Records contained in a dataset:
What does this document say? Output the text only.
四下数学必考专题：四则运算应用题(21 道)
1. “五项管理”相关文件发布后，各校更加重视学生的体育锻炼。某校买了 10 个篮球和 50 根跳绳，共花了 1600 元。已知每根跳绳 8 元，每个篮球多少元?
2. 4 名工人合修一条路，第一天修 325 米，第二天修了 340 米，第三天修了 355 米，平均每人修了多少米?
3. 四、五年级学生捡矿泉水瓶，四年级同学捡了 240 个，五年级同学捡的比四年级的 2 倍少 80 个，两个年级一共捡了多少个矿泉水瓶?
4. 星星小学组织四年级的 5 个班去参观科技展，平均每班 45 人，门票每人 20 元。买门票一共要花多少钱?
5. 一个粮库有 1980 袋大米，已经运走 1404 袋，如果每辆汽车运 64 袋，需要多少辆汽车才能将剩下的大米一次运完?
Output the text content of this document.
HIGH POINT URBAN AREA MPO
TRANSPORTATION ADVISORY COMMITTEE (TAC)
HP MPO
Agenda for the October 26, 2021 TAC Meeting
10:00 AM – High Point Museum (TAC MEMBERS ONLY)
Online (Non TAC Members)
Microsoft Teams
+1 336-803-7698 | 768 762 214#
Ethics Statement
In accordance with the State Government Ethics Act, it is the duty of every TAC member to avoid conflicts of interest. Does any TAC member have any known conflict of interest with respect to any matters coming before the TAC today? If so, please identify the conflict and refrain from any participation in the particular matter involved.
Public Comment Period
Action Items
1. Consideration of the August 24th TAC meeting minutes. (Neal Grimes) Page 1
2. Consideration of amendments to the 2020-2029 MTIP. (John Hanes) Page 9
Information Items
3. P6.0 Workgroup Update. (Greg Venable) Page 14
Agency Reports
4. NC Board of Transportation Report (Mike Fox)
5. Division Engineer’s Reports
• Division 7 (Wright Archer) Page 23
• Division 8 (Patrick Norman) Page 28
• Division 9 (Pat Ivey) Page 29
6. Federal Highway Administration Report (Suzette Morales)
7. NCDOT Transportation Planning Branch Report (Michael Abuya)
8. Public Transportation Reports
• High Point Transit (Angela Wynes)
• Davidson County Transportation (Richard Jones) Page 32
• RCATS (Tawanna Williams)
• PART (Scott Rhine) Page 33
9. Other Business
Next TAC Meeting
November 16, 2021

### Problem details
Repeat each record exactly, leaving nothing out.

### Solution to this problem
What does this document say? Output the text only.
四下数学必考专题：四则运算应用题(21 道)
1. “五项管理”相关文件发布后，各校更加重视学生的体育锻炼。某校买了 10 个篮球和 50 根跳绳，共花了 1600 元。已知每根跳绳 8 元，每个篮球多少元?
2. 4 名工人合修一条路，第一天修 325 米，第二天修了 340 米，第三天修了 355 米，平均每人修了多少米?
3. 四、五年级学生捡矿泉水瓶，四年级同学捡了 240 个，五年级同学捡的比四年级的 2 倍少 80 个，两个年级一共捡了多少个矿泉水瓶?
4. 星星小学组织四年级的 5 个班去参观科技展，平均每班 45 人，门票每人 20 元。买门票一共要花多少钱?
5. 一个粮库有 1980 袋大米，已经运走 1404 袋，如果每辆汽车运 64 袋，需要多少辆汽车才能将剩下的大米一次运完?
Output the text content of this document.
HIGH POINT URBAN AREA MPO
TRANSPORTATION ADVISORY COMMITTEE (TAC)
HP MPO
Agenda for the October 26, 2021 TAC Meeting
10:00 AM – High Point Museum (TAC MEMBERS ONLY)
Online (Non TAC Members)
Microsoft Teams
+1 336-803-7698 | 768 762 214#
Ethics Statement
In accordance with the State Government Ethics Act, it is the duty of every TAC member to avoid conflicts of interest. Does any TAC member have any known conflict of interest with respect to any matters coming before the TAC today? If so, please identify the conflict and refrain from any participation in the particular matter involved.
Public Comment Period
Action Items
1. Consideration of the August 24th TAC meeting minutes. (Neal Grimes) Page 1
2. Consideration of amendments to the 2020-2029 MTIP. (John Hanes) Page 9
Information Items
3. P6.0 Workgroup Update. (Greg Venable) Page 14
Agency Reports
4. NC Board of Transportation Report (Mike Fox)
5. Division Engineer’s Reports
• Division 7 (Wright Archer) Page 23
• Division 8 (Patrick Norman) Page 28
• Division 9 (Pat Ivey) Page 29
6. Federal Highway Administration Report (Suzette Morales)
7. NCDOT Transportation Planning Branch Report (Michael Abuya)
8. Public Transportation Reports
• High Point Transit (Angela Wynes)
• Davidson County Transportation (Richard Jones) Page 32
• RCATS (Tawanna Williams)
• PART (Scott Rhine) Page 33
9. Other Business
Next TAC Meeting
November 16, 2021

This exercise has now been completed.